■ SET TASK
Here are some entries; quote each one exactly.

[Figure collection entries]
──────────────────────────────
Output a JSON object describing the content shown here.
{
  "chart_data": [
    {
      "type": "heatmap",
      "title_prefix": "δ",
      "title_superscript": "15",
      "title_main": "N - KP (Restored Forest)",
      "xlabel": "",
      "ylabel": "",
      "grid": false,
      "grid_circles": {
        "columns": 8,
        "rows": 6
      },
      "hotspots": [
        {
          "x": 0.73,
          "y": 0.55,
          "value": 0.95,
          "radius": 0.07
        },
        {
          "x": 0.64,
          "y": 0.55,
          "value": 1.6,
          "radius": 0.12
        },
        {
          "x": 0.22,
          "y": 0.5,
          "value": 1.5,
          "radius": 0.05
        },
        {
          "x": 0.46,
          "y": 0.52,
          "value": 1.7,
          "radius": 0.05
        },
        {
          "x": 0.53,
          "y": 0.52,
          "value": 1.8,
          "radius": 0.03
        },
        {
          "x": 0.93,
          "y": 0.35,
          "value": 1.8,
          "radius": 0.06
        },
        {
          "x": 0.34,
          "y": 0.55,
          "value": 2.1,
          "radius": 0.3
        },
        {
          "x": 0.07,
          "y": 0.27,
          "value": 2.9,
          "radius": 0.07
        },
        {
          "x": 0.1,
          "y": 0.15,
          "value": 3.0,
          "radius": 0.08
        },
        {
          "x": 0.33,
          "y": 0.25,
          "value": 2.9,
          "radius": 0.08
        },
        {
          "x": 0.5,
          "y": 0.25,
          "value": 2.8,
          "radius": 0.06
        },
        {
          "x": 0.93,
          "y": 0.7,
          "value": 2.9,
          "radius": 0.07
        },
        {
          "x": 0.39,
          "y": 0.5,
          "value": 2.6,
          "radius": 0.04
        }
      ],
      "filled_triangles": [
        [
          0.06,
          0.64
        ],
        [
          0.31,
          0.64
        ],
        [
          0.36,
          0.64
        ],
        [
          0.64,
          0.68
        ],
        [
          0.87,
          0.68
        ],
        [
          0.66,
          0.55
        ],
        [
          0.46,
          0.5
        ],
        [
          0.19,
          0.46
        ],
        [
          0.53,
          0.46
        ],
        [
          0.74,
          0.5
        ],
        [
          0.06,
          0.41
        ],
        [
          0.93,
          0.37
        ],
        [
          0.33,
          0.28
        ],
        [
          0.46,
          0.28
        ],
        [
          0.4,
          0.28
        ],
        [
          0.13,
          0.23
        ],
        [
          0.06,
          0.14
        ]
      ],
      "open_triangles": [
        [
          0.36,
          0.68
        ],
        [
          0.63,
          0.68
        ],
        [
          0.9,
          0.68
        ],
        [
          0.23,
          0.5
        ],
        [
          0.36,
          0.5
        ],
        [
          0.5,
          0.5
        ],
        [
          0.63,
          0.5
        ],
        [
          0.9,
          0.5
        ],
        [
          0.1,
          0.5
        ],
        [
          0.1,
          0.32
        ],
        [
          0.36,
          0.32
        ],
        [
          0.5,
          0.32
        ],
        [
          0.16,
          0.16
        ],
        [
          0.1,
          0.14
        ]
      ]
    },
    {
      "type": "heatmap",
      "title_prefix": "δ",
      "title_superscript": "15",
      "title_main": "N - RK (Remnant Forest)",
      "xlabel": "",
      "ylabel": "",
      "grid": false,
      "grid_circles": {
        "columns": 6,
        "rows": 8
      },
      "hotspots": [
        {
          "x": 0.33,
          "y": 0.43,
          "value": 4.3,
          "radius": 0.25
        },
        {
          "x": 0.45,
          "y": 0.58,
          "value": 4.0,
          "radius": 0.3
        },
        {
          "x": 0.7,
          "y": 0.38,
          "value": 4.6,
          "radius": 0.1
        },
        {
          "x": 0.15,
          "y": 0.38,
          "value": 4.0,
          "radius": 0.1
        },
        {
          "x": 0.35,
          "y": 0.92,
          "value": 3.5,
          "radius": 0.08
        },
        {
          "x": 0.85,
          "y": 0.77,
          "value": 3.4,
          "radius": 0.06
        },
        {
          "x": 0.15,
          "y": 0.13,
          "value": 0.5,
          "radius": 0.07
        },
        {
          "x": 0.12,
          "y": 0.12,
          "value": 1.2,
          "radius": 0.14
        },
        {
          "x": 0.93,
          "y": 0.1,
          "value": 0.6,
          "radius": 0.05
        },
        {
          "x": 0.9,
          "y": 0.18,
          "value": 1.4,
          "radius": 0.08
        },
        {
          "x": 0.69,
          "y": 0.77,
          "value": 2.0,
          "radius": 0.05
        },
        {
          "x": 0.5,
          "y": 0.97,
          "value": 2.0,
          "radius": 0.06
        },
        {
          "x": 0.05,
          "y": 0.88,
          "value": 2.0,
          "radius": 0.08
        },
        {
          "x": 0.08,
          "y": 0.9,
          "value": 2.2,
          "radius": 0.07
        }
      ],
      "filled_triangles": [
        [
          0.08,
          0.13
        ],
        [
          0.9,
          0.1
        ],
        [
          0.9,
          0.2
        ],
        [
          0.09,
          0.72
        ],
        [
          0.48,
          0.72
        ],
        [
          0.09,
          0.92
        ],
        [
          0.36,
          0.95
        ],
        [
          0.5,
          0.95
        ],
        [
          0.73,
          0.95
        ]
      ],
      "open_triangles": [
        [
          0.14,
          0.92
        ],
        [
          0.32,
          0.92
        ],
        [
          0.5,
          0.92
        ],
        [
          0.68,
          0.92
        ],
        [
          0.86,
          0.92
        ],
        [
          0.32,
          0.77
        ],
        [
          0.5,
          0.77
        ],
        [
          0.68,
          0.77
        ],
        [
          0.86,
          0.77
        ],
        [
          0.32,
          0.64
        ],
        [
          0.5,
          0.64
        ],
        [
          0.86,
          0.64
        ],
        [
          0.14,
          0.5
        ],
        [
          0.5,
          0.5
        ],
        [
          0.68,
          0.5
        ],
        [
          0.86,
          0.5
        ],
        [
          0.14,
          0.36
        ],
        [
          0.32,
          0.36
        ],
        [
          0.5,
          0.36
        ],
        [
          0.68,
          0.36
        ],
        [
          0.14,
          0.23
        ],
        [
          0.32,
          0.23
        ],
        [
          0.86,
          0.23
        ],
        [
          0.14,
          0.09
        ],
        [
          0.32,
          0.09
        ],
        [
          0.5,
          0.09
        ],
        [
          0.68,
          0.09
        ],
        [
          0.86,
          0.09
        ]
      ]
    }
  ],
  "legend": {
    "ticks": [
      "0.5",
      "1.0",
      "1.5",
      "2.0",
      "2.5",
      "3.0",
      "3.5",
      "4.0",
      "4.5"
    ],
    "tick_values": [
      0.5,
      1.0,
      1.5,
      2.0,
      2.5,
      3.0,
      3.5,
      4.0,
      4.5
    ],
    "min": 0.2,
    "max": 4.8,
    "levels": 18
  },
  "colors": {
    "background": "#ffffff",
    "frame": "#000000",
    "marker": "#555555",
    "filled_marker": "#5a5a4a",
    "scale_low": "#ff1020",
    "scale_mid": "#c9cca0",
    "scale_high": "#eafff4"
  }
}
──────────────────────────────
■ EXPECTED OUTPUT
Output a JSON object describing the content shown here.
{
  "chart_data": [
    {
      "type": "heatmap",
      "title_prefix": "δ",
      "title_superscript": "15",
      "title_main": "N - KP (Restored Forest)",
      "xlabel": "",
      "ylabel": "",
      "grid": false,
      "grid_circles": {
        "columns": 8,
        "rows": 6
      },
      "hotspots": [
        {
          "x": 0.73,
          "y": 0.55,
          "value": 0.95,
          "radius": 0.07
        },
        {
          "x": 0.64,
          "y": 0.55,
          "value": 1.6,
          "radius": 0.12
        },
        {
          "x": 0.22,
          "y": 0.5,
          "value": 1.5,
          "radius": 0.05
        },
        {
          "x": 0.46,
          "y": 0.52,
          "value": 1.7,
          "radius": 0.05
        },
        {
          "x": 0.53,
          "y": 0.52,
          "value": 1.8,
          "radius": 0.03
        },
        {
          "x": 0.93,
          "y": 0.35,
          "value": 1.8,
          "radius": 0.06
        },
        {
          "x": 0.34,
          "y": 0.55,
          "value": 2.1,
          "radius": 0.3
        },
        {
          "x": 0.07,
          "y": 0.27,
          "value": 2.9,
          "radius": 0.07
        },
        {
          "x": 0.1,
          "y": 0.15,
          "value": 3.0,
          "radius": 0.08
        },
        {
          "x": 0.33,
          "y": 0.25,
          "value": 2.9,
          "radius": 0.08
        },
        {
          "x": 0.5,
          "y": 0.25,
          "value": 2.8,
          "radius": 0.06
        },
        {
          "x": 0.93,
          "y": 0.7,
          "value": 2.9,
          "radius": 0.07
        },
        {
          "x": 0.39,
          "y": 0.5,
          "value": 2.6,
          "radius": 0.04
        }
      ],
      "filled_triangles": [
        [
          0.06,
          0.64
        ],
        [
          0.31,
          0.64
        ],
        [
          0.36,
          0.64
        ],
        [
          0.64,
          0.68
        ],
        [
          0.87,
          0.68
        ],
        [
          0.66,
          0.55
        ],
        [
          0.46,
          0.5
        ],
        [
          0.19,
          0.46
        ],
        [
          0.53,
          0.46
        ],
        [
          0.74,
          0.5
        ],
        [
          0.06,
          0.41
        ],
        [
          0.93,
          0.37
        ],
        [
          0.33,
          0.28
        ],
        [
          0.46,
          0.28
        ],
        [
          0.4,
          0.28
        ],
        [
          0.13,
          0.23
        ],
        [
          0.06,
          0.14
        ]
      ],
      "open_triangles": [
        [
          0.36,
          0.68
        ],
        [
          0.63,
          0.68
        ],
        [
          0.9,
          0.68
        ],
        [
          0.23,
          0.5
        ],
        [
          0.36,
          0.5
        ],
        [
          0.5,
          0.5
        ],
        [
          0.63,
          0.5
        ],
        [
          0.9,
          0.5
        ],
        [
          0.1,
          0.5
        ],
        [
          0.1,
          0.32
        ],
        [
          0.36,
          0.32
        ],
        [
          0.5,
          0.32
        ],
        [
          0.16,
          0.16
        ],
        [
          0.1,
          0.14
        ]
      ]
    },
    {
      "type": "heatmap",
      "title_prefix": "δ",
      "title_superscript": "15",
      "title_main": "N - RK (Remnant Forest)",
      "xlabel": "",
      "ylabel": "",
      "grid": false,
      "grid_circles": {
        "columns": 6,
        "rows": 8
      },
      "hotspots": [
        {
          "x": 0.33,
          "y": 0.43,
          "value": 4.3,
          "radius": 0.25
        },
        {
          "x": 0.45,
          "y": 0.58,
          "value": 4.0,
          "radius": 0.3
        },
        {
          "x": 0.7,
          "y": 0.38,
          "value": 4.6,
          "radius": 0.1
        },
        {
          "x": 0.15,
          "y": 0.38,
          "value": 4.0,
          "radius": 0.1
        },
        {
          "x": 0.35,
          "y": 0.92,
          "value": 3.5,
          "radius": 0.08
        },
        {
          "x": 0.85,
          "y": 0.77,
          "value": 3.4,
          "radius": 0.06
        },
        {
          "x": 0.15,
          "y": 0.13,
          "value": 0.5,
          "radius": 0.07
        },
        {
          "x": 0.12,
          "y": 0.12,
          "value": 1.2,
          "radius": 0.14
        },
        {
          "x": 0.93,
          "y": 0.1,
          "value": 0.6,
          "radius": 0.05
        },
        {
          "x": 0.9,
          "y": 0.18,
          "value": 1.4,
          "radius": 0.08
        },
        {
          "x": 0.69,
          "y": 0.77,
          "value": 2.0,
          "radius": 0.05
        },
        {
          "x": 0.5,
          "y": 0.97,
          "value": 2.0,
          "radius": 0.06
        },
        {
          "x": 0.05,
          "y": 0.88,
          "value": 2.0,
          "radius": 0.08
        },
        {
          "x": 0.08,
          "y": 0.9,
          "value": 2.2,
          "radius": 0.07
        }
      ],
      "filled_triangles": [
        [
          0.08,
          0.13
        ],
        [
          0.9,
          0.1
        ],
        [
          0.9,
          0.2
        ],
        [
          0.09,
          0.72
        ],
        [
          0.48,
          0.72
        ],
        [
          0.09,
          0.92
        ],
        [
          0.36,
          0.95
        ],
        [
          0.5,
          0.95
        ],
        [
          0.73,
          0.95
        ]
      ],
      "open_triangles": [
        [
          0.14,
          0.92
        ],
        [
          0.32,
          0.92
        ],
        [
          0.5,
          0.92
        ],
        [
          0.68,
          0.92
        ],
        [
          0.86,
          0.92
        ],
        [
          0.32,
          0.77
        ],
        [
          0.5,
          0.77
        ],
        [
          0.68,
          0.77
        ],
        [
          0.86,
          0.77
        ],
        [
          0.32,
          0.64
        ],
        [
          0.5,
          0.64
        ],
        [
          0.86,
          0.64
        ],
        [
          0.14,
          0.5
        ],
        [
          0.5,
          0.5
        ],
        [
          0.68,
          0.5
        ],
        [
          0.86,
          0.5
        ],
        [
          0.14,
          0.36
        ],
        [
          0.32,
          0.36
        ],
        [
          0.5,
          0.36
        ],
        [
          0.68,
          0.36
        ],
        [
          0.14,
          0.23
        ],
        [
          0.32,
          0.23
        ],
        [
          0.86,
          0.23
        ],
        [
          0.14,
          0.09
        ],
        [
          0.32,
          0.09
        ],
        [
          0.5,
          0.09
        ],
        [
          0.68,
          0.09
        ],
        [
          0.86,
          0.09
        ]
      ]
    }
  ],
  "legend": {
    "ticks": [
      "0.5",
      "1.0",
      "1.5",
      "2.0",
      "2.5",
      "3.0",
      "3.5",
      "4.0",
      "4.5"
    ],
    "tick_values": [
      0.5,
      1.0,
      1.5,
      2.0,
      2.5,
      3.0,
      3.5,
      4.0,
      4.5
    ],
    "min": 0.2,
    "max": 4.8,
    "levels": 18
  },
  "colors": {
    "background": "#ffffff",
    "frame": "#000000",
    "marker": "#555555",
    "filled_marker": "#5a5a4a",
    "scale_low": "#ff1020",
    "scale_mid": "#c9cca0",
    "scale_high": "#eafff4"
  }
}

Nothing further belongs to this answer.